*Provided records:*
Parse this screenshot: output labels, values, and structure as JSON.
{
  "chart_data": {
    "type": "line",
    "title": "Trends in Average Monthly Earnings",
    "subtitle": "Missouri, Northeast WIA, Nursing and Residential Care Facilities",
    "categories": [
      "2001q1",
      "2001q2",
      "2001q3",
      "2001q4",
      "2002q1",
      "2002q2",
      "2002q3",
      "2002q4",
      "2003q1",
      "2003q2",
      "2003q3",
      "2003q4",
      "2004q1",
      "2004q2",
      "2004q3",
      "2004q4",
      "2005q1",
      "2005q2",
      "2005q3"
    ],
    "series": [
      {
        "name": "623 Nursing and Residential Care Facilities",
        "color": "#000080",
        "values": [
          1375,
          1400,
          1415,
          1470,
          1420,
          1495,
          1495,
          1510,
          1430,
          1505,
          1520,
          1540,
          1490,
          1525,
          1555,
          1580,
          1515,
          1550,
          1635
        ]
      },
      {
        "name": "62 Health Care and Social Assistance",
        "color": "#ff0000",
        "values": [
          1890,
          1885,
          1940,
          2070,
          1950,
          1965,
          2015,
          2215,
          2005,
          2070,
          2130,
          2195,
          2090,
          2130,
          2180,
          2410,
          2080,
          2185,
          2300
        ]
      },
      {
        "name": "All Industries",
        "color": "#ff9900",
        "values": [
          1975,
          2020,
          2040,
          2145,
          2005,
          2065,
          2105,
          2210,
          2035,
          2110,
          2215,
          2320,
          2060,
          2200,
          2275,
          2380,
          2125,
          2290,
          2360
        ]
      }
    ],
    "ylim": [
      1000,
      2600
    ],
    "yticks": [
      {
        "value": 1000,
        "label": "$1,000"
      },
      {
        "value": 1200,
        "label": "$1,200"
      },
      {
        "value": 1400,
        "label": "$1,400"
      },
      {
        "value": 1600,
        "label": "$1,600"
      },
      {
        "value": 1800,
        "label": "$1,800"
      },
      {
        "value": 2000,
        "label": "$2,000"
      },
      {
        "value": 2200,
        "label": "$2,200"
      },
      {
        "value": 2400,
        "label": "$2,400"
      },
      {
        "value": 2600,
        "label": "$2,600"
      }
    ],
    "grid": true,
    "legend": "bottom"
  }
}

*What to work on:* Write out every line of the material again, exactly as it reads.

*Exercise answer:*
Parse this screenshot: output labels, values, and structure as JSON.
{
  "chart_data": {
    "type": "line",
    "title": "Trends in Average Monthly Earnings",
    "subtitle": "Missouri, Northeast WIA, Nursing and Residential Care Facilities",
    "categories": [
      "2001q1",
      "2001q2",
      "2001q3",
      "2001q4",
      "2002q1",
      "2002q2",
      "2002q3",
      "2002q4",
      "2003q1",
      "2003q2",
      "2003q3",
      "2003q4",
      "2004q1",
      "2004q2",
      "2004q3",
      "2004q4",
      "2005q1",
      "2005q2",
      "2005q3"
    ],
    "series": [
      {
        "name": "623 Nursing and Residential Care Facilities",
        "color": "#000080",
        "values": [
          1375,
          1400,
          1415,
          1470,
          1420,
          1495,
          1495,
          1510,
          1430,
          1505,
          1520,
          1540,
          1490,
          1525,
          1555,
          1580,
          1515,
          1550,
          1635
        ]
      },
      {
        "name": "62 Health Care and Social Assistance",
        "color": "#ff0000",
        "values": [
          1890,
          1885,
          1940,
          2070,
          1950,
          1965,
          2015,
          2215,
          2005,
          2070,
          2130,
          2195,
          2090,
          2130,
          2180,
          2410,
          2080,
          2185,
          2300
        ]
      },
      {
        "name": "All Industries",
        "color": "#ff9900",
        "values": [
          1975,
          2020,
          2040,
          2145,
          2005,
          2065,
          2105,
          2210,
          2035,
          2110,
          2215,
          2320,
          2060,
          2200,
          2275,
          2380,
          2125,
          2290,
          2360
        ]
      }
    ],
    "ylim": [
      1000,
      2600
    ],
    "yticks": [
      {
        "value": 1000,
        "label": "$1,000"
      },
      {
        "value": 1200,
        "label": "$1,200"
      },
      {
        "value": 1400,
        "label": "$1,400"
      },
      {
        "value": 1600,
        "label": "$1,600"
      },
      {
        "value": 1800,
        "label": "$1,800"
      },
      {
        "value": 2000,
        "label": "$2,000"
      },
      {
        "value": 2200,
        "label": "$2,200"
      },
      {
        "value": 2400,
        "label": "$2,400"
      },
      {
        "value": 2600,
        "label": "$2,600"
      }
    ],
    "grid": true,
    "legend": "bottom"
  }
}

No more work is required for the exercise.